I don’t believe I have seen Tom Herman’s work before…but the way
you explained it with deep floral cut leaves I wonder if it is
sculptured and chased. I remember seeing a German engraving
teacher’s work at a show once. It was really beautiful and all 3d
scultpured. I believe the way he was doing this was drawing and
outline the design with a square graver and then he would begin with
chisels/flats/rounded flats…digging the design out and completely
sculpturing it. He undercut the leaves and then would go in with a
flat graver into the undercut using a chasing hammer or impact graver
to push the ends of the leaves up off the surface… After it was
roughed in he used small stones probably sharpened on a diamond lap
to smooth everything up. It was super beautiful…but I’m sure it all
depends on how well your art work was to start with. I have tried
sculpturing a few pieces but they didn’t look as nice as what others
can do at this tecnique.

● **Working data**
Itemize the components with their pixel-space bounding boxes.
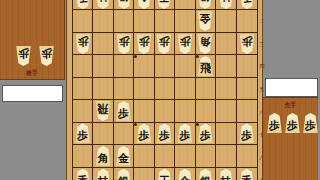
square-84[interactable]	[93, 55, 113, 77]
square-53[interactable]: 歩	[155, 33, 175, 55]
sente-piece-玉: 玉	[156, 169, 173, 180]
square-81[interactable]: 桂	[93, 0, 113, 10]
gote-hand-piece-歩[interactable]: 歩	[38, 46, 55, 66]
square-61[interactable]: 金	[134, 0, 154, 10]
sente-piece-銀: 銀	[197, 169, 214, 180]
square-83[interactable]	[93, 33, 113, 55]
sente-piece-歩: 歩	[136, 123, 153, 143]
rank-label-1: 一	[259, 0, 262, 1]
sente-hand-piece-歩[interactable]: 歩	[266, 113, 283, 133]
square-48[interactable]	[175, 145, 195, 167]
square-94[interactable]	[73, 55, 93, 77]
square-15[interactable]	[237, 78, 257, 100]
sente-piece-歩: 歩	[115, 101, 132, 121]
sente-piece-歩: 歩	[197, 123, 214, 143]
square-82[interactable]	[93, 10, 113, 32]
sente-hand-piece-歩[interactable]: 歩	[284, 113, 301, 133]
piece-glyph: 歩	[41, 47, 52, 60]
square-44[interactable]	[175, 55, 195, 77]
rank-label-3: 三	[259, 41, 262, 46]
piece-glyph: 金	[118, 152, 129, 165]
square-98[interactable]	[73, 145, 93, 167]
square-67[interactable]: 歩	[134, 123, 154, 145]
piece-glyph: 歩	[77, 35, 88, 48]
square-65[interactable]	[134, 78, 154, 100]
sente-piece-桂: 桂	[95, 169, 112, 180]
square-42[interactable]	[175, 10, 195, 32]
square-19[interactable]: 香	[237, 168, 257, 180]
square-63[interactable]: 歩	[134, 33, 154, 55]
square-26[interactable]	[216, 100, 236, 122]
square-72[interactable]	[114, 10, 134, 32]
gote-piece-歩: 歩	[136, 34, 153, 54]
square-14[interactable]	[237, 55, 257, 77]
square-51[interactable]: 玉	[155, 0, 175, 10]
square-31[interactable]: 銀	[196, 0, 216, 10]
gote-piece-香: 香	[74, 0, 91, 9]
hoshi-dot	[134, 123, 137, 126]
square-33[interactable]: 角	[196, 33, 216, 55]
piece-glyph: 歩	[241, 129, 252, 142]
rank-label-5: 五	[259, 87, 262, 92]
square-69[interactable]	[134, 168, 154, 180]
sente-piece-角: 角	[95, 146, 112, 166]
piece-glyph: 金	[200, 12, 211, 25]
square-86[interactable]: 飛	[93, 100, 113, 122]
piece-glyph: 桂	[98, 175, 109, 180]
hoshi-dot	[134, 55, 137, 58]
square-78[interactable]: 金	[114, 145, 134, 167]
sente-piece-歩: 歩	[156, 123, 173, 143]
gote-piece-桂: 桂	[95, 0, 112, 9]
square-87[interactable]	[93, 123, 113, 145]
sente-piece-歩: 歩	[176, 123, 193, 143]
gote-piece-玉: 玉	[156, 0, 173, 9]
shogi-app: 歩歩 後手 香桂銀金玉銀桂香金歩歩歩歩歩角歩飛飛歩歩歩歩歩歩歩角金香桂銀玉金銀桂…	[0, 0, 320, 180]
gote-piece-角: 角	[197, 34, 214, 54]
square-56[interactable]	[155, 100, 175, 122]
piece-glyph: 歩	[77, 129, 88, 142]
gote-info-box	[2, 85, 63, 102]
square-27[interactable]	[216, 123, 236, 145]
piece-glyph: 歩	[241, 35, 252, 48]
square-24[interactable]	[216, 55, 236, 77]
piece-glyph: 玉	[159, 175, 170, 180]
square-64[interactable]	[134, 55, 154, 77]
square-59[interactable]: 玉	[155, 168, 175, 180]
piece-glyph: 玉	[159, 0, 170, 3]
sente-piece-香: 香	[74, 169, 91, 180]
gote-piece-金: 金	[136, 0, 153, 9]
square-49[interactable]: 金	[175, 168, 195, 180]
square-73[interactable]: 歩	[114, 33, 134, 55]
gote-piece-歩: 歩	[238, 34, 255, 54]
sente-piece-飛: 飛	[197, 56, 214, 76]
piece-glyph: 銀	[118, 0, 129, 3]
rank-label-4: 四	[259, 64, 262, 69]
square-55[interactable]	[155, 78, 175, 100]
piece-glyph: 歩	[118, 35, 129, 48]
piece-glyph: 香	[77, 175, 88, 180]
square-21[interactable]: 桂	[216, 0, 236, 10]
square-77[interactable]	[114, 123, 134, 145]
square-23[interactable]	[216, 33, 236, 55]
square-47[interactable]: 歩	[175, 123, 195, 145]
piece-glyph: 金	[139, 0, 150, 3]
square-85[interactable]	[93, 78, 113, 100]
rank-label-2: 二	[259, 19, 262, 24]
square-93[interactable]: 歩	[73, 33, 93, 55]
square-37[interactable]: 歩	[196, 123, 216, 145]
sente-hand-piece-歩[interactable]: 歩	[302, 113, 319, 133]
sente-piece-金: 金	[176, 169, 193, 180]
piece-glyph: 銀	[200, 0, 211, 3]
sente-piece-桂: 桂	[217, 169, 234, 180]
square-28[interactable]	[216, 145, 236, 167]
square-45[interactable]	[175, 78, 195, 100]
square-89[interactable]: 桂	[93, 168, 113, 180]
sente-piece-歩: 歩	[74, 123, 91, 143]
square-13[interactable]: 歩	[237, 33, 257, 55]
square-88[interactable]: 角	[93, 145, 113, 167]
gote-piece-銀: 銀	[197, 0, 214, 9]
piece-glyph: 香	[77, 0, 88, 3]
square-34[interactable]: 飛	[196, 55, 216, 77]
square-79[interactable]: 銀	[114, 168, 134, 180]
hoshi-dot	[196, 123, 199, 126]
hoshi-dot	[196, 55, 199, 58]
square-22[interactable]	[216, 10, 236, 32]
square-12[interactable]	[237, 10, 257, 32]
square-62[interactable]	[134, 10, 154, 32]
square-35[interactable]	[196, 78, 216, 100]
square-39[interactable]: 銀	[196, 168, 216, 180]
square-68[interactable]	[134, 145, 154, 167]
square-11[interactable]: 香	[237, 0, 257, 10]
square-32[interactable]: 金	[196, 10, 216, 32]
sente-piece-銀: 銀	[115, 169, 132, 180]
piece-glyph: 香	[241, 0, 252, 3]
square-52[interactable]	[155, 10, 175, 32]
gote-piece-飛: 飛	[95, 101, 112, 121]
square-66[interactable]	[134, 100, 154, 122]
piece-glyph: 角	[98, 152, 109, 165]
sente-piece-stand: 先手 歩歩歩	[262, 97, 318, 180]
square-99[interactable]: 香	[73, 168, 93, 180]
gote-piece-香: 香	[238, 0, 255, 9]
piece-glyph: 桂	[220, 175, 231, 180]
gote-piece-歩: 歩	[156, 34, 173, 54]
piece-glyph: 歩	[179, 129, 190, 142]
piece-glyph: 桂	[220, 0, 231, 3]
sente-label: 先手	[272, 102, 308, 107]
square-36[interactable]	[196, 100, 216, 122]
gote-hand-piece-歩[interactable]: 歩	[15, 46, 32, 66]
piece-glyph: 歩	[118, 107, 129, 120]
piece-glyph: 歩	[200, 129, 211, 142]
piece-glyph: 銀	[200, 175, 211, 180]
square-18[interactable]	[237, 145, 257, 167]
piece-glyph: 歩	[18, 47, 29, 60]
sente-info-box	[265, 78, 318, 97]
sente-piece-歩: 歩	[238, 123, 255, 143]
gote-piece-歩: 歩	[74, 34, 91, 54]
piece-glyph: 金	[179, 175, 190, 180]
square-38[interactable]	[196, 145, 216, 167]
square-46[interactable]	[175, 100, 195, 122]
square-71[interactable]: 銀	[114, 0, 134, 10]
square-41[interactable]	[175, 0, 195, 10]
square-16[interactable]	[237, 100, 257, 122]
piece-glyph: 角	[200, 35, 211, 48]
square-74[interactable]	[114, 55, 134, 77]
piece-glyph: 歩	[139, 129, 150, 142]
square-75[interactable]	[114, 78, 134, 100]
square-76[interactable]: 歩	[114, 100, 134, 122]
piece-glyph: 歩	[139, 35, 150, 48]
gote-piece-桂: 桂	[217, 0, 234, 9]
sente-piece-金: 金	[115, 146, 132, 166]
gote-piece-銀: 銀	[115, 0, 132, 9]
gote-label: 後手	[11, 70, 53, 75]
square-17[interactable]: 歩	[237, 123, 257, 145]
square-95[interactable]	[73, 78, 93, 100]
piece-glyph: 歩	[305, 119, 316, 132]
piece-glyph: 桂	[98, 0, 109, 3]
square-25[interactable]	[216, 78, 236, 100]
shogi-board: 香桂銀金玉銀桂香金歩歩歩歩歩角歩飛飛歩歩歩歩歩歩歩角金香桂銀玉金銀桂香	[72, 0, 258, 180]
square-97[interactable]: 歩	[73, 123, 93, 145]
square-58[interactable]	[155, 145, 175, 167]
piece-glyph: 香	[241, 175, 252, 180]
board-panel: 香桂銀金玉銀桂香金歩歩歩歩歩角歩飛飛歩歩歩歩歩歩歩角金香桂銀玉金銀桂香 一二三四…	[66, 0, 263, 180]
piece-glyph: 飛	[98, 102, 109, 115]
gote-piece-金: 金	[197, 11, 214, 31]
square-91[interactable]: 香	[73, 0, 93, 10]
piece-glyph: 歩	[159, 129, 170, 142]
gote-piece-歩: 歩	[176, 34, 193, 54]
square-43[interactable]: 歩	[175, 33, 195, 55]
piece-glyph: 銀	[118, 175, 129, 180]
piece-glyph: 歩	[159, 35, 170, 48]
piece-glyph: 歩	[287, 119, 298, 132]
gote-piece-歩: 歩	[115, 34, 132, 54]
sente-piece-香: 香	[238, 169, 255, 180]
piece-glyph: 歩	[269, 119, 280, 132]
square-92[interactable]	[73, 10, 93, 32]
piece-glyph: 飛	[200, 62, 211, 75]
piece-glyph: 歩	[179, 35, 190, 48]
gote-piece-stand: 歩歩 後手	[0, 0, 65, 80]
square-29[interactable]: 桂	[216, 168, 236, 180]
square-96[interactable]	[73, 100, 93, 122]
square-54[interactable]	[155, 55, 175, 77]
square-57[interactable]: 歩	[155, 123, 175, 145]
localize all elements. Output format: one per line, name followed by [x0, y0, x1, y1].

● **Set task A**
Answer these questions from the engraving passage, one line each and marked the same way:
(i) What tool did the engraver use to outline the design?
(ii) What did the engraver use with a flat graver to push the ends of the leaves up off the surface?
(iii) What were the small stones probably sharpened on?
● **Set task B**
Edit the records between the lines holding "55, 113, 77]" and "101, 132, 121]", inclusive, so that every "interactable" becomes "clickable" and nothing else changes. Return only those lines.
The engraving passage and the records are unrelated and should be treated as separate material.

● **Written solution A**
(i) A square graver.
(ii) A chasing hammer or impact graver.
(iii) A diamond lap.

● **Written solution B**
square-84[clickable]	[93, 55, 113, 77]
square-53[clickable]: 歩	[155, 33, 175, 55]
sente-piece-玉: 玉	[156, 169, 173, 180]
square-81[clickable]: 桂	[93, 0, 113, 10]
gote-hand-piece-歩[clickable]: 歩	[38, 46, 55, 66]
square-61[clickable]: 金	[134, 0, 154, 10]
sente-piece-銀: 銀	[197, 169, 214, 180]
square-83[clickable]	[93, 33, 113, 55]
sente-piece-歩: 歩	[136, 123, 153, 143]
rank-label-1: 一	[259, 0, 262, 1]
sente-hand-piece-歩[clickable]: 歩	[266, 113, 283, 133]
square-48[clickable]	[175, 145, 195, 167]
square-94[clickable]	[73, 55, 93, 77]
square-15[clickable]	[237, 78, 257, 100]
sente-piece-歩: 歩	[115, 101, 132, 121]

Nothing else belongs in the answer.